__PROBLEM STATEMENT__
You are to retype all of the data exactly as it appears.

__DATA SUPPLIED__
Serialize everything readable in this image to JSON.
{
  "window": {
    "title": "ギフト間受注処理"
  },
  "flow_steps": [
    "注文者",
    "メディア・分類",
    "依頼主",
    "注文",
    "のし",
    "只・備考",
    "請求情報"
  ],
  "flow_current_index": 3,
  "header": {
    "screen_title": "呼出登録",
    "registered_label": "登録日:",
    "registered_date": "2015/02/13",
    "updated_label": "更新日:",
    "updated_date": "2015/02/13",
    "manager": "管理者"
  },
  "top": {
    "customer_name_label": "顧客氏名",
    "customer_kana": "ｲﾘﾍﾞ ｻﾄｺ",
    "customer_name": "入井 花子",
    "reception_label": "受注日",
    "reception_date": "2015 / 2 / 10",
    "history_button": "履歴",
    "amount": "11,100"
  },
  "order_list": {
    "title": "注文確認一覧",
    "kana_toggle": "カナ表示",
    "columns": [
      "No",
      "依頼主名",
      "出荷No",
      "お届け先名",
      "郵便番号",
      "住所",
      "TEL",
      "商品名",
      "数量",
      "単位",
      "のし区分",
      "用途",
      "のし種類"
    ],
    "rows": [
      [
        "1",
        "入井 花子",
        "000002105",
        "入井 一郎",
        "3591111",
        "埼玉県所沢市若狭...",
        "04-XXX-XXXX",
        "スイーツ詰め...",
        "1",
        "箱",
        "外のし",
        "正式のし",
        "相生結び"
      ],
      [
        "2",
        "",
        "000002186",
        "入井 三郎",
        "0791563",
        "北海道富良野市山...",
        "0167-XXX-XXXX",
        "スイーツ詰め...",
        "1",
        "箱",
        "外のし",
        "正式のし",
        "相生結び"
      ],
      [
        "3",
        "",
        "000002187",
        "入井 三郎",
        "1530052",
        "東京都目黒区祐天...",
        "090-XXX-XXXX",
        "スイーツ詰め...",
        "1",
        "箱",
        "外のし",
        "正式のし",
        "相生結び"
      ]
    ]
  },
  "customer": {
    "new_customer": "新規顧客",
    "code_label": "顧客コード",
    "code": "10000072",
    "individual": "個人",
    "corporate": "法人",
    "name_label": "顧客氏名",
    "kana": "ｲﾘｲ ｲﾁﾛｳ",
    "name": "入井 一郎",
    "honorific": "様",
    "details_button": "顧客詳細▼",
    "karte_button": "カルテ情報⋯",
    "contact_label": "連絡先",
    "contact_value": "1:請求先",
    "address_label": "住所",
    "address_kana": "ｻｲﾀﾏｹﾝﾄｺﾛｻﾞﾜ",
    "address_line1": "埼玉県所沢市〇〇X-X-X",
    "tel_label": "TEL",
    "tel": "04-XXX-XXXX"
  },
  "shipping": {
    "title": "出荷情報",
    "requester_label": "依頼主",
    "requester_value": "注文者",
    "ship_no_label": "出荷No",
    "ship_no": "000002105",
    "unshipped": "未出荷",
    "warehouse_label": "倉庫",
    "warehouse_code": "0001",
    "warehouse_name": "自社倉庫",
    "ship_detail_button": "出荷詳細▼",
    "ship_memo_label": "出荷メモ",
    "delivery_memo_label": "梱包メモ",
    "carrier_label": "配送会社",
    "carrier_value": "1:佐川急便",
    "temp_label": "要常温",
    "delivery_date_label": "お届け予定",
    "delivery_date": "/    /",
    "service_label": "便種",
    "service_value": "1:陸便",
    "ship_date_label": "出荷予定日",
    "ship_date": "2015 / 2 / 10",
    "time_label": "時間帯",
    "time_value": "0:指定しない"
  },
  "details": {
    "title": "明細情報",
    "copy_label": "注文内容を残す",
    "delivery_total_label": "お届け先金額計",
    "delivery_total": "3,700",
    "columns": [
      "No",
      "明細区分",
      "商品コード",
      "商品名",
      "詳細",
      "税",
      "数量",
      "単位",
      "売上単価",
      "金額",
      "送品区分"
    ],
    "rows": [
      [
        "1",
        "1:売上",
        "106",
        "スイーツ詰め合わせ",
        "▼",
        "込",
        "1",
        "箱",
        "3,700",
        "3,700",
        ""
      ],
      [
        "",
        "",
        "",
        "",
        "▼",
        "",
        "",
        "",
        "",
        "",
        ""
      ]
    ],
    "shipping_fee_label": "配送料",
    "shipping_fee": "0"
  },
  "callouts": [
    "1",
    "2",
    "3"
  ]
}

__EXPECTED ANSWER__
Serialize everything readable in this image to JSON.
{
  "window": {
    "title": "ギフト間受注処理"
  },
  "flow_steps": [
    "注文者",
    "メディア・分類",
    "依頼主",
    "注文",
    "のし",
    "只・備考",
    "請求情報"
  ],
  "flow_current_index": 3,
  "header": {
    "screen_title": "呼出登録",
    "registered_label": "登録日:",
    "registered_date": "2015/02/13",
    "updated_label": "更新日:",
    "updated_date": "2015/02/13",
    "manager": "管理者"
  },
  "top": {
    "customer_name_label": "顧客氏名",
    "customer_kana": "ｲﾘﾍﾞ ｻﾄｺ",
    "customer_name": "入井 花子",
    "reception_label": "受注日",
    "reception_date": "2015 / 2 / 10",
    "history_button": "履歴",
    "amount": "11,100"
  },
  "order_list": {
    "title": "注文確認一覧",
    "kana_toggle": "カナ表示",
    "columns": [
      "No",
      "依頼主名",
      "出荷No",
      "お届け先名",
      "郵便番号",
      "住所",
      "TEL",
      "商品名",
      "数量",
      "単位",
      "のし区分",
      "用途",
      "のし種類"
    ],
    "rows": [
      [
        "1",
        "入井 花子",
        "000002105",
        "入井 一郎",
        "3591111",
        "埼玉県所沢市若狭...",
        "04-XXX-XXXX",
        "スイーツ詰め...",
        "1",
        "箱",
        "外のし",
        "正式のし",
        "相生結び"
      ],
      [
        "2",
        "",
        "000002186",
        "入井 三郎",
        "0791563",
        "北海道富良野市山...",
        "0167-XXX-XXXX",
        "スイーツ詰め...",
        "1",
        "箱",
        "外のし",
        "正式のし",
        "相生結び"
      ],
      [
        "3",
        "",
        "000002187",
        "入井 三郎",
        "1530052",
        "東京都目黒区祐天...",
        "090-XXX-XXXX",
        "スイーツ詰め...",
        "1",
        "箱",
        "外のし",
        "正式のし",
        "相生結び"
      ]
    ]
  },
  "customer": {
    "new_customer": "新規顧客",
    "code_label": "顧客コード",
    "code": "10000072",
    "individual": "個人",
    "corporate": "法人",
    "name_label": "顧客氏名",
    "kana": "ｲﾘｲ ｲﾁﾛｳ",
    "name": "入井 一郎",
    "honorific": "様",
    "details_button": "顧客詳細▼",
    "karte_button": "カルテ情報⋯",
    "contact_label": "連絡先",
    "contact_value": "1:請求先",
    "address_label": "住所",
    "address_kana": "ｻｲﾀﾏｹﾝﾄｺﾛｻﾞﾜ",
    "address_line1": "埼玉県所沢市〇〇X-X-X",
    "tel_label": "TEL",
    "tel": "04-XXX-XXXX"
  },
  "shipping": {
    "title": "出荷情報",
    "requester_label": "依頼主",
    "requester_value": "注文者",
    "ship_no_label": "出荷No",
    "ship_no": "000002105",
    "unshipped": "未出荷",
    "warehouse_label": "倉庫",
    "warehouse_code": "0001",
    "warehouse_name": "自社倉庫",
    "ship_detail_button": "出荷詳細▼",
    "ship_memo_label": "出荷メモ",
    "delivery_memo_label": "梱包メモ",
    "carrier_label": "配送会社",
    "carrier_value": "1:佐川急便",
    "temp_label": "要常温",
    "delivery_date_label": "お届け予定",
    "delivery_date": "/    /",
    "service_label": "便種",
    "service_value": "1:陸便",
    "ship_date_label": "出荷予定日",
    "ship_date": "2015 / 2 / 10",
    "time_label": "時間帯",
    "time_value": "0:指定しない"
  },
  "details": {
    "title": "明細情報",
    "copy_label": "注文内容を残す",
    "delivery_total_label": "お届け先金額計",
    "delivery_total": "3,700",
    "columns": [
      "No",
      "明細区分",
      "商品コード",
      "商品名",
      "詳細",
      "税",
      "数量",
      "単位",
      "売上単価",
      "金額",
      "送品区分"
    ],
    "rows": [
      [
        "1",
        "1:売上",
        "106",
        "スイーツ詰め合わせ",
        "▼",
        "込",
        "1",
        "箱",
        "3,700",
        "3,700",
        ""
      ],
      [
        "",
        "",
        "",
        "",
        "▼",
        "",
        "",
        "",
        "",
        "",
        ""
      ]
    ],
    "shipping_fee_label": "配送料",
    "shipping_fee": "0"
  },
  "callouts": [
    "1",
    "2",
    "3"
  ]
}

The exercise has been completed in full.